Retype the material that follows, keeping every word as it is.

--- start of DATA SECTION ---

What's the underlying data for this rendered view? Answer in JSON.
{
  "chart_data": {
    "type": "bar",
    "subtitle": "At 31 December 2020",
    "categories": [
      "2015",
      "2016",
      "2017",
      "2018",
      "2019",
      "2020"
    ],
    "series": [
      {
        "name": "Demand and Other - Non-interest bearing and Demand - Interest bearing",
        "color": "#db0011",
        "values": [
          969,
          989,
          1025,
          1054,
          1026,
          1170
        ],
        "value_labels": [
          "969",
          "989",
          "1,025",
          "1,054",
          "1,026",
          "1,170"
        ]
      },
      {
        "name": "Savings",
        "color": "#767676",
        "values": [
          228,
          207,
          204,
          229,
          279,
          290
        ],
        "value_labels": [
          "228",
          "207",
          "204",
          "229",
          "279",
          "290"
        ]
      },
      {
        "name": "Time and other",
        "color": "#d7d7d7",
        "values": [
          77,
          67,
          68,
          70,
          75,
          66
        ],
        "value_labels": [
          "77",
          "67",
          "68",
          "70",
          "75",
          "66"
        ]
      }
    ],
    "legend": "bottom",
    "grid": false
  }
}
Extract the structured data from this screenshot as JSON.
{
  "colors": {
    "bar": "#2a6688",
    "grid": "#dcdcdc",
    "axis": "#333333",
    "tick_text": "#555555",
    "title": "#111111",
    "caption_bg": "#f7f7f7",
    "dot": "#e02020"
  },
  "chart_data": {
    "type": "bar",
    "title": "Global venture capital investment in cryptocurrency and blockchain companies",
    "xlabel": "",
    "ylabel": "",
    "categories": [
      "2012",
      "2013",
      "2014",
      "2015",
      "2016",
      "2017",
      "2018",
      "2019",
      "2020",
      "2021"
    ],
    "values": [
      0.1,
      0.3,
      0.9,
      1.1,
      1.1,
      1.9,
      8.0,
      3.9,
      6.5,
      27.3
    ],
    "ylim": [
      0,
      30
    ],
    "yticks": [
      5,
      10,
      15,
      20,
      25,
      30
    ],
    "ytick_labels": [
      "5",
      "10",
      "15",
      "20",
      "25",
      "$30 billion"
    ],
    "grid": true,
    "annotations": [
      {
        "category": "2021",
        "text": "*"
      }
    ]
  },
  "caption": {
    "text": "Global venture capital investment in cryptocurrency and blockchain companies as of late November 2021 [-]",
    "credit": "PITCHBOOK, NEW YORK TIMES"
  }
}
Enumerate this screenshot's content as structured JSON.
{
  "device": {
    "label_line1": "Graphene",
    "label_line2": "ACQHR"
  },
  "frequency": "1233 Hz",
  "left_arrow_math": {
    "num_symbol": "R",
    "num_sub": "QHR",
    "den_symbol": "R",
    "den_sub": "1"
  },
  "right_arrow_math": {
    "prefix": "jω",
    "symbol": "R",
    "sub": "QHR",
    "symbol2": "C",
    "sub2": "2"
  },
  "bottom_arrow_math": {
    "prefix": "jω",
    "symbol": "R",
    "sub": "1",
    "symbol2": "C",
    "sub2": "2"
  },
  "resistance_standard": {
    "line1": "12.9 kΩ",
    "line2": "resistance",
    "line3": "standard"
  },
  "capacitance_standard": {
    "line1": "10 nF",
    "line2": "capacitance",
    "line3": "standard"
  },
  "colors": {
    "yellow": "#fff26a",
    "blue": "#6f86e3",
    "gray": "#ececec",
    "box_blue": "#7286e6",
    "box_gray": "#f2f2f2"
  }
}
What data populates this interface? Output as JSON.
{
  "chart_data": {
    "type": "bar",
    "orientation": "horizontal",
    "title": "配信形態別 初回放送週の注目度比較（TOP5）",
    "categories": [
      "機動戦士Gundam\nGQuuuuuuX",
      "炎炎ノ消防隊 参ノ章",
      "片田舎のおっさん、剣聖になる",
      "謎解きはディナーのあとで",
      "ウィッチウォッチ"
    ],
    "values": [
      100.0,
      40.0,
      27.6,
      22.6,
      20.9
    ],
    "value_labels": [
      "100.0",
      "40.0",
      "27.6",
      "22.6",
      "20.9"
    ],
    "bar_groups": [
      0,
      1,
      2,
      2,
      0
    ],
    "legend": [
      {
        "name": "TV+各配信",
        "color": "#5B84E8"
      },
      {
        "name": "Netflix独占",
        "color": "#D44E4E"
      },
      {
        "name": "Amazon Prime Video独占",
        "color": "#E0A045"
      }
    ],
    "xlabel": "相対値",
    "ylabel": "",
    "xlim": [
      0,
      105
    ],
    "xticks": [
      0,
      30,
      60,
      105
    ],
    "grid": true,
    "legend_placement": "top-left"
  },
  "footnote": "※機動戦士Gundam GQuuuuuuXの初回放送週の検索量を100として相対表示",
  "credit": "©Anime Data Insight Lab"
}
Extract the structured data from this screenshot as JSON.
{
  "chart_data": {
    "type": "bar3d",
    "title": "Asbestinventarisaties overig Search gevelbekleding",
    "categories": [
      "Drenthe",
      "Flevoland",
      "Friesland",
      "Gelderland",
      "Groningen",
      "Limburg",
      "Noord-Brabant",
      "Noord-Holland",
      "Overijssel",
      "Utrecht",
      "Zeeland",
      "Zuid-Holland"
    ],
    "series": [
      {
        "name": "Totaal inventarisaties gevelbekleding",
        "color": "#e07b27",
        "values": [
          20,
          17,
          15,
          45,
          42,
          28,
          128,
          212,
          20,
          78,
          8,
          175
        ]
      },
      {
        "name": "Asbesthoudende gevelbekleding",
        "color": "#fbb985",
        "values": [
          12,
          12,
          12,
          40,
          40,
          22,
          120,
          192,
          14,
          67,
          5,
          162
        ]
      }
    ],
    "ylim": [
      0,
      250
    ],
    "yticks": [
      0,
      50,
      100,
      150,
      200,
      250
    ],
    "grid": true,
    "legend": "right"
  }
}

--- end of DATA SECTION ---

#### RESPONSE BELOW:
What's the underlying data for this rendered view? Answer in JSON.
{
  "chart_data": {
    "type": "bar",
    "subtitle": "At 31 December 2020",
    "categories": [
      "2015",
      "2016",
      "2017",
      "2018",
      "2019",
      "2020"
    ],
    "series": [
      {
        "name": "Demand and Other - Non-interest bearing and Demand - Interest bearing",
        "color": "#db0011",
        "values": [
          969,
          989,
          1025,
          1054,
          1026,
          1170
        ],
        "value_labels": [
          "969",
          "989",
          "1,025",
          "1,054",
          "1,026",
          "1,170"
        ]
      },
      {
        "name": "Savings",
        "color": "#767676",
        "values": [
          228,
          207,
          204,
          229,
          279,
          290
        ],
        "value_labels": [
          "228",
          "207",
          "204",
          "229",
          "279",
          "290"
        ]
      },
      {
        "name": "Time and other",
        "color": "#d7d7d7",
        "values": [
          77,
          67,
          68,
          70,
          75,
          66
        ],
        "value_labels": [
          "77",
          "67",
          "68",
          "70",
          "75",
          "66"
        ]
      }
    ],
    "legend": "bottom",
    "grid": false
  }
}
Extract the structured data from this screenshot as JSON.
{
  "colors": {
    "bar": "#2a6688",
    "grid": "#dcdcdc",
    "axis": "#333333",
    "tick_text": "#555555",
    "title": "#111111",
    "caption_bg": "#f7f7f7",
    "dot": "#e02020"
  },
  "chart_data": {
    "type": "bar",
    "title": "Global venture capital investment in cryptocurrency and blockchain companies",
    "xlabel": "",
    "ylabel": "",
    "categories": [
      "2012",
      "2013",
      "2014",
      "2015",
      "2016",
      "2017",
      "2018",
      "2019",
      "2020",
      "2021"
    ],
    "values": [
      0.1,
      0.3,
      0.9,
      1.1,
      1.1,
      1.9,
      8.0,
      3.9,
      6.5,
      27.3
    ],
    "ylim": [
      0,
      30
    ],
    "yticks": [
      5,
      10,
      15,
      20,
      25,
      30
    ],
    "ytick_labels": [
      "5",
      "10",
      "15",
      "20",
      "25",
      "$30 billion"
    ],
    "grid": true,
    "annotations": [
      {
        "category": "2021",
        "text": "*"
      }
    ]
  },
  "caption": {
    "text": "Global venture capital investment in cryptocurrency and blockchain companies as of late November 2021 [-]",
    "credit": "PITCHBOOK, NEW YORK TIMES"
  }
}
Enumerate this screenshot's content as structured JSON.
{
  "device": {
    "label_line1": "Graphene",
    "label_line2": "ACQHR"
  },
  "frequency": "1233 Hz",
  "left_arrow_math": {
    "num_symbol": "R",
    "num_sub": "QHR",
    "den_symbol": "R",
    "den_sub": "1"
  },
  "right_arrow_math": {
    "prefix": "jω",
    "symbol": "R",
    "sub": "QHR",
    "symbol2": "C",
    "sub2": "2"
  },
  "bottom_arrow_math": {
    "prefix": "jω",
    "symbol": "R",
    "sub": "1",
    "symbol2": "C",
    "sub2": "2"
  },
  "resistance_standard": {
    "line1": "12.9 kΩ",
    "line2": "resistance",
    "line3": "standard"
  },
  "capacitance_standard": {
    "line1": "10 nF",
    "line2": "capacitance",
    "line3": "standard"
  },
  "colors": {
    "yellow": "#fff26a",
    "blue": "#6f86e3",
    "gray": "#ececec",
    "box_blue": "#7286e6",
    "box_gray": "#f2f2f2"
  }
}
What data populates this interface? Output as JSON.
{
  "chart_data": {
    "type": "bar",
    "orientation": "horizontal",
    "title": "配信形態別 初回放送週の注目度比較（TOP5）",
    "categories": [
      "機動戦士Gundam\nGQuuuuuuX",
      "炎炎ノ消防隊 参ノ章",
      "片田舎のおっさん、剣聖になる",
      "謎解きはディナーのあとで",
      "ウィッチウォッチ"
    ],
    "values": [
      100.0,
      40.0,
      27.6,
      22.6,
      20.9
    ],
    "value_labels": [
      "100.0",
      "40.0",
      "27.6",
      "22.6",
      "20.9"
    ],
    "bar_groups": [
      0,
      1,
      2,
      2,
      0
    ],
    "legend": [
      {
        "name": "TV+各配信",
        "color": "#5B84E8"
      },
      {
        "name": "Netflix独占",
        "color": "#D44E4E"
      },
      {
        "name": "Amazon Prime Video独占",
        "color": "#E0A045"
      }
    ],
    "xlabel": "相対値",
    "ylabel": "",
    "xlim": [
      0,
      105
    ],
    "xticks": [
      0,
      30,
      60,
      105
    ],
    "grid": true,
    "legend_placement": "top-left"
  },
  "footnote": "※機動戦士Gundam GQuuuuuuXの初回放送週の検索量を100として相対表示",
  "credit": "©Anime Data Insight Lab"
}
Extract the structured data from this screenshot as JSON.
{
  "chart_data": {
    "type": "bar3d",
    "title": "Asbestinventarisaties overig Search gevelbekleding",
    "categories": [
      "Drenthe",
      "Flevoland",
      "Friesland",
      "Gelderland",
      "Groningen",
      "Limburg",
      "Noord-Brabant",
      "Noord-Holland",
      "Overijssel",
      "Utrecht",
      "Zeeland",
      "Zuid-Holland"
    ],
    "series": [
      {
        "name": "Totaal inventarisaties gevelbekleding",
        "color": "#e07b27",
        "values": [
          20,
          17,
          15,
          45,
          42,
          28,
          128,
          212,
          20,
          78,
          8,
          175
        ]
      },
      {
        "name": "Asbesthoudende gevelbekleding",
        "color": "#fbb985",
        "values": [
          12,
          12,
          12,
          40,
          40,
          22,
          120,
          192,
          14,
          67,
          5,
          162
        ]
      }
    ],
    "ylim": [
      0,
      250
    ],
    "yticks": [
      0,
      50,
      100,
      150,
      200,
      250
    ],
    "grid": true,
    "legend": "right"
  }
}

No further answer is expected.